Your goal
Scan the records for the string "voiture"; copy each line where it occurs.

Available records
** Begin **

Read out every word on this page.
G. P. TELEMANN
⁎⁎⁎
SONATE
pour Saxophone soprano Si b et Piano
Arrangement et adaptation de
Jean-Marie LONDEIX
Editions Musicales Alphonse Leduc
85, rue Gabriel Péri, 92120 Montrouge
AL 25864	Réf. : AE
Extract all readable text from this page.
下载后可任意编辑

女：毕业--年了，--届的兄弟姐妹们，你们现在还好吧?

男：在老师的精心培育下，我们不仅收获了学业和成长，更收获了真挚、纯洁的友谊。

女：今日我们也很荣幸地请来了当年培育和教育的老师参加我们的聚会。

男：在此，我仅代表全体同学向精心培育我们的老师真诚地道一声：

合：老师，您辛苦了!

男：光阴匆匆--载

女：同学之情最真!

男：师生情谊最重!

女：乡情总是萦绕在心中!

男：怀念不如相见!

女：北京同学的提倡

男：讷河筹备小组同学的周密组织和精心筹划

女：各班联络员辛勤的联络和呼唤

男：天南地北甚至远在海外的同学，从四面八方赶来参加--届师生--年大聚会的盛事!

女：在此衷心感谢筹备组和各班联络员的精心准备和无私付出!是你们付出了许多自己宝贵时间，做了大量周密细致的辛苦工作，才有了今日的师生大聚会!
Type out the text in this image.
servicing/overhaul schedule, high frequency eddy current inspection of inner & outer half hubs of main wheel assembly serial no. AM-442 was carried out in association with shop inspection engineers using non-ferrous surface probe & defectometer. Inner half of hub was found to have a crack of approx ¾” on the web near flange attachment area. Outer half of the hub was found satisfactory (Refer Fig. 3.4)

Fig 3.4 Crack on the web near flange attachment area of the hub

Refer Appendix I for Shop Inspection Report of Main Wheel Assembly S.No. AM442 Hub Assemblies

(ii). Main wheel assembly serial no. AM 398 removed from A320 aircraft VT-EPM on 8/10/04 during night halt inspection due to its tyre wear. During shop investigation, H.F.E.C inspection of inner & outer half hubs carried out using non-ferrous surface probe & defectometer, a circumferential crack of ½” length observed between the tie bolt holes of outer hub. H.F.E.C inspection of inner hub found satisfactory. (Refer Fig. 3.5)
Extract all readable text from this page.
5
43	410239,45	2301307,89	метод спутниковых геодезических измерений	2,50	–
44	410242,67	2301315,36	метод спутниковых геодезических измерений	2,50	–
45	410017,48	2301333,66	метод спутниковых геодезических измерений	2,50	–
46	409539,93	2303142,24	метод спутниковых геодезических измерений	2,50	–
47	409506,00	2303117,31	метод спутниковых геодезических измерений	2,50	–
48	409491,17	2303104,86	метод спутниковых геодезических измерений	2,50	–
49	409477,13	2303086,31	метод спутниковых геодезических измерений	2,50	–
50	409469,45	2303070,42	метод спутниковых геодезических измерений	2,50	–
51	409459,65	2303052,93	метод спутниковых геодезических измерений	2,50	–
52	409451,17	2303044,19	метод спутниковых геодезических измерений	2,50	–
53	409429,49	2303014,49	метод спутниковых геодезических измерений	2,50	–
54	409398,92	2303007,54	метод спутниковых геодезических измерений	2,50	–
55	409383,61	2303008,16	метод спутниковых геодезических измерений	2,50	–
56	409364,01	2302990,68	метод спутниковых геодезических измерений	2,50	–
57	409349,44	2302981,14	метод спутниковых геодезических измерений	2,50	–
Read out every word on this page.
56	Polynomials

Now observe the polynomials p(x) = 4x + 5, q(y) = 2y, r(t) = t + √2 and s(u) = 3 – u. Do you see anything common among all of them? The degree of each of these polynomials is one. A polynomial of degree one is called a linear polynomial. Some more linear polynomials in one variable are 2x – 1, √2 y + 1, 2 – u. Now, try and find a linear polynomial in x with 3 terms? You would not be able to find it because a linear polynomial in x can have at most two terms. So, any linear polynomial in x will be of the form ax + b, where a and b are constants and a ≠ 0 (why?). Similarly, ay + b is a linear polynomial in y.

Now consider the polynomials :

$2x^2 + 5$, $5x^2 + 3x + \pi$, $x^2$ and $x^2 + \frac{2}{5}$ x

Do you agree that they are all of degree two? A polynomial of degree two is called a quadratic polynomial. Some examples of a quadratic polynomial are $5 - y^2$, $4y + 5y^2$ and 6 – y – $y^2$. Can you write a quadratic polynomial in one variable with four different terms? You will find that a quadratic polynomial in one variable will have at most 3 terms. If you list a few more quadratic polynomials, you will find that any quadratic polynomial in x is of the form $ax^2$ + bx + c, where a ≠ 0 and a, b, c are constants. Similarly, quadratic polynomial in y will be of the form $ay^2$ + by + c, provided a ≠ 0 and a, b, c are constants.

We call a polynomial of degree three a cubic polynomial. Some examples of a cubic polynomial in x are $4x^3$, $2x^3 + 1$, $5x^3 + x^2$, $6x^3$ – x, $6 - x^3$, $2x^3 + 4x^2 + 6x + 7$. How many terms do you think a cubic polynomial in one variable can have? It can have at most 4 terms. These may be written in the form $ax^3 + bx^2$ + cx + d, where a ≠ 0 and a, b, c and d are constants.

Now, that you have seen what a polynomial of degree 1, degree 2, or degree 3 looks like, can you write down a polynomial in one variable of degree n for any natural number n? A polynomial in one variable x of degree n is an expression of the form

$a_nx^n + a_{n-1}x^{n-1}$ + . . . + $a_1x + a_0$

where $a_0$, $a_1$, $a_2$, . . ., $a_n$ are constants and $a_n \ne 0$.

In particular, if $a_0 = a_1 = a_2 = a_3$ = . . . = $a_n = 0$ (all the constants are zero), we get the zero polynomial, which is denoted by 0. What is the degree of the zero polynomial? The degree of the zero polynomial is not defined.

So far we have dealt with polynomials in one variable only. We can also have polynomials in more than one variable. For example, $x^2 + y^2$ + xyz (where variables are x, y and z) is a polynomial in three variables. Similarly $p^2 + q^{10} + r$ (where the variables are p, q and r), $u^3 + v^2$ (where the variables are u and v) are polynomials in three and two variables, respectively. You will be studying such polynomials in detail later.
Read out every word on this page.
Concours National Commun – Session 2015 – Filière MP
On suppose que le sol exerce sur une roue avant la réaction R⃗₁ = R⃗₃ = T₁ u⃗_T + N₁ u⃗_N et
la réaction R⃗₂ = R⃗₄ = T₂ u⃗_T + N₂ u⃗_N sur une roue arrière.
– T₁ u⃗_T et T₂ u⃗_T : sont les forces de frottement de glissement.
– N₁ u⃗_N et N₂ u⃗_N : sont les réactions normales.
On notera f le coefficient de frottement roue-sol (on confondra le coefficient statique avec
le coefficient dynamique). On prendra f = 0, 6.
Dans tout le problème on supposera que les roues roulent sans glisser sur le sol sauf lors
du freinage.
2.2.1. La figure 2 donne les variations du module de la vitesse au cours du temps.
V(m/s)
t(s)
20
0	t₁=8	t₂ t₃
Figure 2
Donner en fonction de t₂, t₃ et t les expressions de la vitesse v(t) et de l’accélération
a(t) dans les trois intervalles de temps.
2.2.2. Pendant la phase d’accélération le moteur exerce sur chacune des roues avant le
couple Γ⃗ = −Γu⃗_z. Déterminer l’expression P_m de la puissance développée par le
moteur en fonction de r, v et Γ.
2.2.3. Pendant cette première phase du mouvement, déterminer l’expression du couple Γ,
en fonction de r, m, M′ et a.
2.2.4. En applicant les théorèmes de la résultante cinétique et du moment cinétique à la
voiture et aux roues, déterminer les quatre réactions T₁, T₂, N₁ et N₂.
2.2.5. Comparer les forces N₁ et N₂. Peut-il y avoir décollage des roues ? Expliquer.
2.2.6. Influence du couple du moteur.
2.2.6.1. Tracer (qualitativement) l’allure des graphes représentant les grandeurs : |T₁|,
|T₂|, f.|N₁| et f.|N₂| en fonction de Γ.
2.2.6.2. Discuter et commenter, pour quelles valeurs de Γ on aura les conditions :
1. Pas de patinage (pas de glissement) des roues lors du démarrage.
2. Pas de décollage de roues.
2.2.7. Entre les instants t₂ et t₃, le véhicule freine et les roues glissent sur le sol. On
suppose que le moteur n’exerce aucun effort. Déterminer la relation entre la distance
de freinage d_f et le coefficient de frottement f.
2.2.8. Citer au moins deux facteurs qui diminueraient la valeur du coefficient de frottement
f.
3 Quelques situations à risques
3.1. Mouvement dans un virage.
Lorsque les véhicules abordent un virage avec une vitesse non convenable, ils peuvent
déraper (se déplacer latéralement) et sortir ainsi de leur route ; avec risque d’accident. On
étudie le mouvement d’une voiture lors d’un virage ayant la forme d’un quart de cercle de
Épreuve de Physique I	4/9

** End **

The answer
voiture et aux roues, déterminer les quatre réactions T₁, T₂, N₁ et N₂.
étudie le mouvement d’une voiture lors d’un virage ayant la forme d’un quart de cercle de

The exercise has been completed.